* Soal:
- A) Jawab pertanyaan-pertanyaan berikut berdasarkan cerita tentang Rion:
(i) Berapa jumlah siswa baru di angkatan pencerita?
(ii) Di pelajaran apa pencerita berkenalan dengan Rion?
(iii) Kaus apa yang dipakai Rion?
- B) Teruskan cerita tentang Rion mulai dari kalimat terakhirnya.

* Kutipan Dokumen:
* * * * * * * * *

Welcome

Selasa, 02 Maret 2010

Why Does Rion Has to Live?

Sekolah menengah tidak membuatku takut. Oh memang, bentangan koridor tak berujung dan ratusan ruang kelasnya membingungkan, tapi aku menghadapinya dengan penuh semangat memulai sebuah petualangan baru. Tahun pertamaku penuh kemunngkinan dan orang baru. Dengan kelas sebesar dua ribu siswa baru, aku tak mungkin salah. Jadi aku masih punya kepolosan seorang bocah yang disembunyikan di balik mascara da lipstick, berangkat untuk menemui mereka semua.
Dalam pelajaran Bahasa Spanyol 1, aku berkenalan dengan Rion. Menurut definisi murid-murid, ia tergolong aneh. Jins hitam, kaus Metallica yang sudah usang, rantai dompet, dan atribut lainnya. Tapi kepribadiannya yang unik dan masalah keluarganya membuatku tertarik kepadanya. Bukan naksir, tapi lebih bersifat rasa ingin tahu. Ia menyenangkan diajak bicara, dan jika sesi bisik-bisik kami di kelas terhenti, berjam-jam pembicaraan di telpon akan meneruskannya.

* * * * * * * * *

* Cuplikan Data:
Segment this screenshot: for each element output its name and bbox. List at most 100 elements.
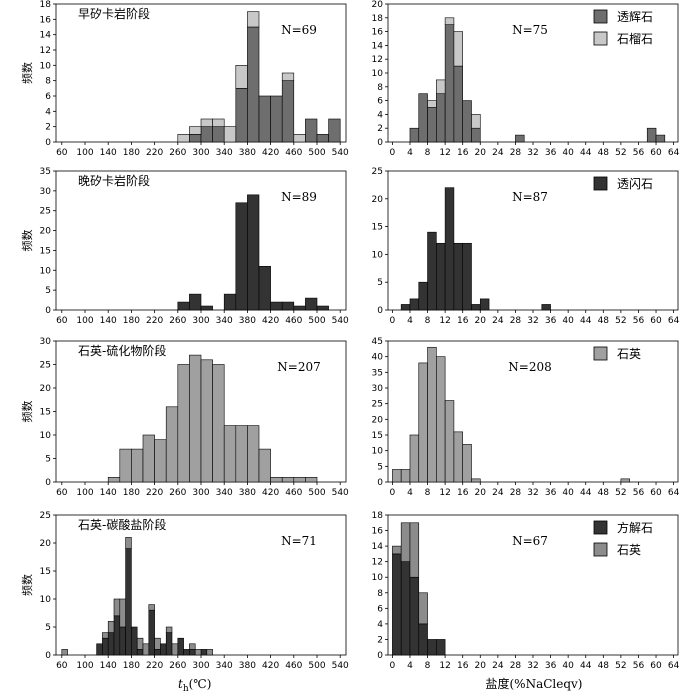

* * * * * * * * *

* Jawaban Tiap Soal:
- A)
(i) Dua ribu siswa baru.
(ii) Bahasa Spanyol 1.
(iii) Kaus Metallica yang sudah usang.

- B)
Pada salah satu pembicaraan malam kami, “itu”, istilah yang kami pakai untuk sebuah insiden, terbongkar. Kami sedang membicarakan tinggi spektakuler poni Bu Canaple yang berlebihan ketika aku mendengar ayah Rion berteriak di latar belakang.
“Tunggu sebentar,” gumam Rion sebelum aku sempat bertanya. Aku tahu ia sedang mencoba menutupi corong telepon, tapi gema teriakan-teriakan mengerikan di kamarnya masih terdengar. Lalu saluran telepon mati.
Dengan tubuh gemetar, aku mendengarkan nada datar telepon selama semenit sebelum perlahan meletakkan gagangnya, terlalu takut untuk menelepon kembali, takut mendengar sesuatu yang tidak ingin aku dengar. Aku besar dalam keluarga yang ideal: ibu dan ayah dan seorang kakak perempuan sebagai teladan. Situasi semacam itu mengejutkanku dan aku merasa bingung dan tak berdaya. Beberapa jam yang menegangkan kemudian, setelah ayahnya tidur, Rion meneleponku untuk minta maaf. Ia mengatakan ayahnya mendapat surat dari mantan istrinya, ibu Rion, yang berisi penolakan membayar tunjangan anak. Karena tidak ada kambing hitam yang lain, ia memasuki kamar Rion dengan penuh kemurkaan.
“Aku sudah tidak tahan lagi begini terus. Semua pertengkaran ini…terus terjadi…” Suaranya jadi pelan, hilang terbawa ingatannya yang menyakitkan. “Yang perlu kulakukan sekarang hanyalah menarik picu pistol, dan semuanya akan berakhir.”
“Jangan!” teriakku, “Jangan berbicara seperti itu! Kau tahu hidupmu sangat berharga.” Lalu aku mendengar tawa kecil yang dipaksakan.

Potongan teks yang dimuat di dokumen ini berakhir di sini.